### Work to complete
Reproduce all the material exactly, minus any pictures it holds.

____ Raw data

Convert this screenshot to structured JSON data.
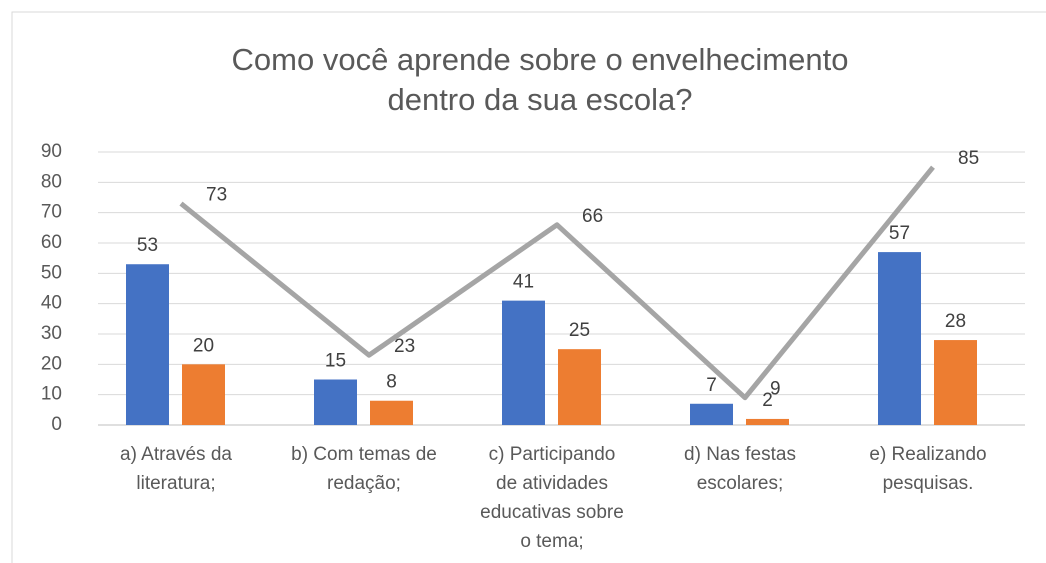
{
  "chart_data": {
    "type": "bar",
    "title": [
      "Como você aprende sobre o envelhecimento",
      "dentro da sua escola?"
    ],
    "categories": [
      [
        "a) Através da",
        "literatura;"
      ],
      [
        "b) Com temas de",
        "redação;"
      ],
      [
        "c) Participando",
        "de atividades",
        "educativas sobre",
        "o tema;"
      ],
      [
        "d) Nas festas",
        "escolares;"
      ],
      [
        "e) Realizando",
        "pesquisas."
      ]
    ],
    "series": [
      {
        "type": "bar",
        "color": "#4472c4",
        "values": [
          53,
          15,
          41,
          7,
          57
        ]
      },
      {
        "type": "bar",
        "color": "#ed7d31",
        "values": [
          20,
          8,
          25,
          2,
          28
        ]
      },
      {
        "type": "line",
        "color": "#a5a5a5",
        "values": [
          73,
          23,
          66,
          9,
          85
        ]
      }
    ],
    "ylim": [
      0,
      90
    ],
    "yticks": [
      0,
      10,
      20,
      30,
      40,
      50,
      60,
      70,
      80,
      90
    ],
    "grid": true
  }
}
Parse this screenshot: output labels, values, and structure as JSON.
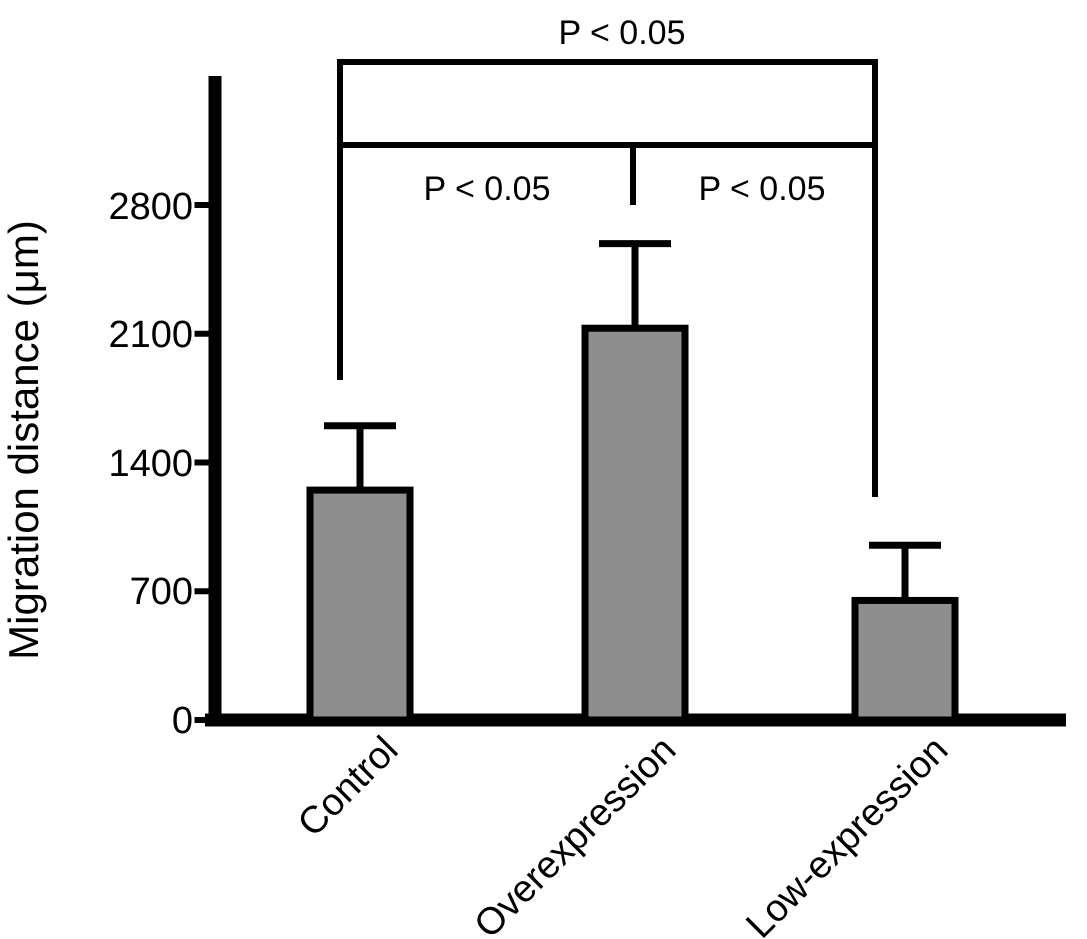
{
  "figure": {
    "background_color": "#ffffff",
    "text_color": "#000000"
  },
  "chart_data": {
    "type": "bar",
    "title": "",
    "xlabel": "",
    "ylabel": "Migration distance (μm)",
    "categories": [
      "Control",
      "Overexpression",
      "Low-expression"
    ],
    "values": [
      1250,
      2130,
      650
    ],
    "errors_plus": [
      350,
      460,
      300
    ],
    "yticks": [
      0,
      700,
      1400,
      2100,
      2800
    ],
    "ylim": [
      0,
      3500
    ],
    "grid": false,
    "legend_position": "none",
    "bar_color": "#8e8e8e",
    "bar_border_color": "#000000",
    "axis_color": "#000000",
    "significance": [
      {
        "label": "P < 0.05",
        "groups": [
          "Control",
          "Low-expression"
        ],
        "position": "top"
      },
      {
        "label": "P < 0.05",
        "groups": [
          "Control",
          "Overexpression"
        ],
        "position": "inner-left"
      },
      {
        "label": "P < 0.05",
        "groups": [
          "Overexpression",
          "Low-expression"
        ],
        "position": "inner-right"
      }
    ]
  }
}
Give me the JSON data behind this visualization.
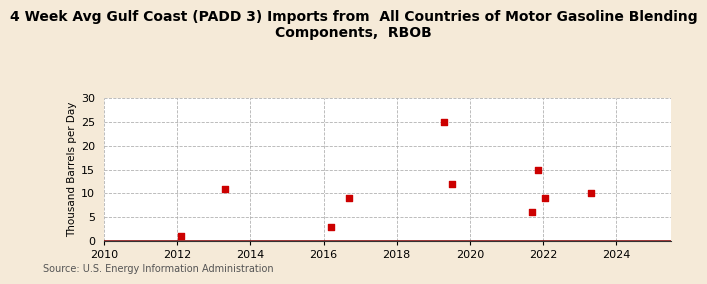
{
  "title_line1": "4 Week Avg Gulf Coast (PADD 3) Imports from  All Countries of Motor Gasoline Blending",
  "title_line2": "Components,  RBOB",
  "ylabel": "Thousand Barrels per Day",
  "source": "Source: U.S. Energy Information Administration",
  "xlim": [
    2010,
    2025.5
  ],
  "ylim": [
    0,
    30
  ],
  "yticks": [
    0,
    5,
    10,
    15,
    20,
    25,
    30
  ],
  "xticks": [
    2010,
    2012,
    2014,
    2016,
    2018,
    2020,
    2022,
    2024
  ],
  "scatter_x": [
    2012.1,
    2013.3,
    2016.2,
    2016.7,
    2019.3,
    2019.5,
    2021.7,
    2021.85,
    2022.05,
    2023.3
  ],
  "scatter_y": [
    1,
    11,
    3,
    9,
    25,
    12,
    6,
    15,
    9,
    10
  ],
  "marker_color": "#cc0000",
  "marker_size": 18,
  "background_color": "#f5ead8",
  "plot_bg_color": "#ffffff",
  "grid_color": "#aaaaaa",
  "zero_line_color": "#800000",
  "title_fontsize": 10,
  "label_fontsize": 7.5,
  "tick_fontsize": 8,
  "source_fontsize": 7
}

________

### Task answer
Convert this screenshot to structured JSON data.
{
  "chart_data": {
    "type": "bar",
    "title": [
      "Como você aprende sobre o envelhecimento",
      "dentro da sua escola?"
    ],
    "categories": [
      [
        "a) Através da",
        "literatura;"
      ],
      [
        "b) Com temas de",
        "redação;"
      ],
      [
        "c) Participando",
        "de atividades",
        "educativas sobre",
        "o tema;"
      ],
      [
        "d) Nas festas",
        "escolares;"
      ],
      [
        "e) Realizando",
        "pesquisas."
      ]
    ],
    "series": [
      {
        "type": "bar",
        "color": "#4472c4",
        "values": [
          53,
          15,
          41,
          7,
          57
        ]
      },
      {
        "type": "bar",
        "color": "#ed7d31",
        "values": [
          20,
          8,
          25,
          2,
          28
        ]
      },
      {
        "type": "line",
        "color": "#a5a5a5",
        "values": [
          73,
          23,
          66,
          9,
          85
        ]
      }
    ],
    "ylim": [
      0,
      90
    ],
    "yticks": [
      0,
      10,
      20,
      30,
      40,
      50,
      60,
      70,
      80,
      90
    ],
    "grid": true
  }
}
Parse this screenshot: output labels, values, and structure as JSON.
{
  "figure": {
    "background_color": "#ffffff",
    "text_color": "#000000"
  },
  "chart_data": {
    "type": "bar",
    "title": "",
    "xlabel": "",
    "ylabel": "Migration distance (μm)",
    "categories": [
      "Control",
      "Overexpression",
      "Low-expression"
    ],
    "values": [
      1250,
      2130,
      650
    ],
    "errors_plus": [
      350,
      460,
      300
    ],
    "yticks": [
      0,
      700,
      1400,
      2100,
      2800
    ],
    "ylim": [
      0,
      3500
    ],
    "grid": false,
    "legend_position": "none",
    "bar_color": "#8e8e8e",
    "bar_border_color": "#000000",
    "axis_color": "#000000",
    "significance": [
      {
        "label": "P < 0.05",
        "groups": [
          "Control",
          "Low-expression"
        ],
        "position": "top"
      },
      {
        "label": "P < 0.05",
        "groups": [
          "Control",
          "Overexpression"
        ],
        "position": "inner-left"
      },
      {
        "label": "P < 0.05",
        "groups": [
          "Overexpression",
          "Low-expression"
        ],
        "position": "inner-right"
      }
    ]
  }
}
Give me the JSON data behind this visualization.
{
  "title_line1": "4 Week Avg Gulf Coast (PADD 3) Imports from  All Countries of Motor Gasoline Blending",
  "title_line2": "Components,  RBOB",
  "ylabel": "Thousand Barrels per Day",
  "source": "Source: U.S. Energy Information Administration",
  "xlim": [
    2010,
    2025.5
  ],
  "ylim": [
    0,
    30
  ],
  "yticks": [
    0,
    5,
    10,
    15,
    20,
    25,
    30
  ],
  "xticks": [
    2010,
    2012,
    2014,
    2016,
    2018,
    2020,
    2022,
    2024
  ],
  "scatter_x": [
    2012.1,
    2013.3,
    2016.2,
    2016.7,
    2019.3,
    2019.5,
    2021.7,
    2021.85,
    2022.05,
    2023.3
  ],
  "scatter_y": [
    1,
    11,
    3,
    9,
    25,
    12,
    6,
    15,
    9,
    10
  ],
  "marker_color": "#cc0000",
  "marker_size": 18,
  "background_color": "#f5ead8",
  "plot_bg_color": "#ffffff",
  "grid_color": "#aaaaaa",
  "zero_line_color": "#800000",
  "title_fontsize": 10,
  "label_fontsize": 7.5,
  "tick_fontsize": 8,
  "source_fontsize": 7
}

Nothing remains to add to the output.